The request. Search the records for "were" and copy each line that holds it.

(Saved entries)
------------------------------------

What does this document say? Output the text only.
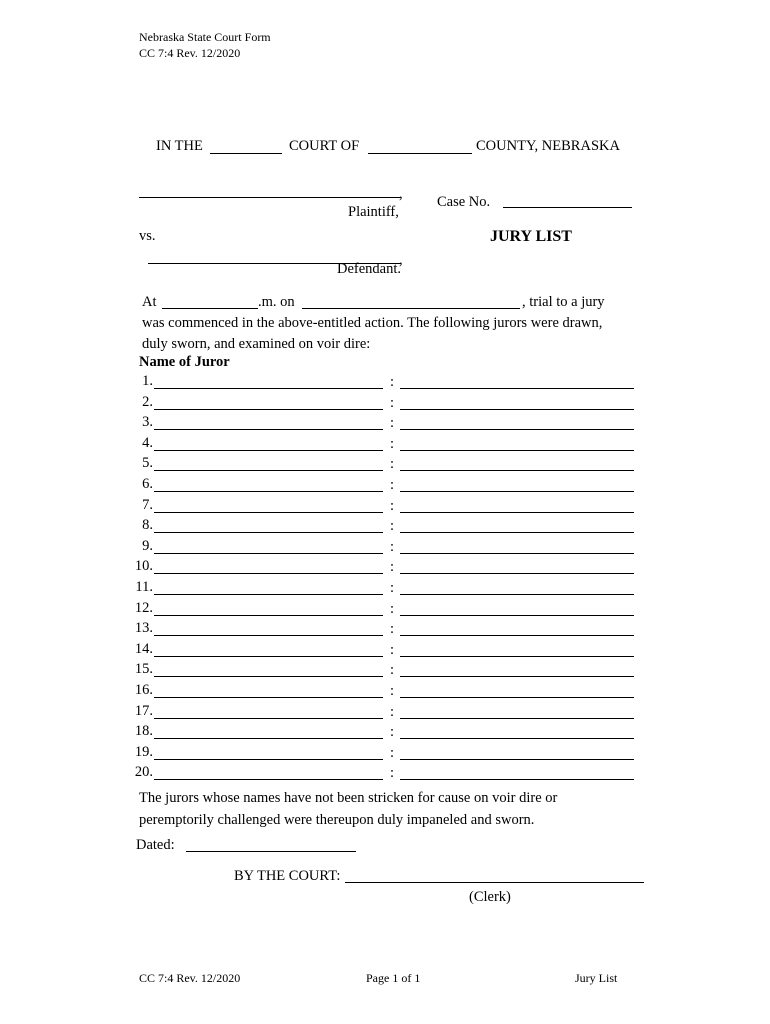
Nebraska State Court Form
CC 7:4 Rev. 12/2020
IN THE	COURT OF	COUNTY, NEBRASKA
,
Plaintiff,
Case No.
vs.	JURY LIST
,
Defendant.
At	.m. on	, trial to a jury
was commenced in the above-entitled action. The following jurors were drawn,
duly sworn, and examined on voir dire:
Name of Juror
1.	:
2.	:
3.	:
4.	:
5.	:
6.	:
7.	:
8.	:
9.	:
10.	:
11.	:
12.	:
13.	:
14.	:
15.	:
16.	:
17.	:
18.	:
19.	:
20.	:
The jurors whose names have not been stricken for cause on voir dire or
peremptorily challenged were thereupon duly impaneled and sworn.
Dated:
BY THE COURT:
(Clerk)
CC 7:4 Rev. 12/2020	Page 1 of 1	Jury List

------------------------------------

Exercise solution.
was commenced in the above-entitled action. The following jurors were drawn,
peremptorily challenged were thereupon duly impaneled and sworn.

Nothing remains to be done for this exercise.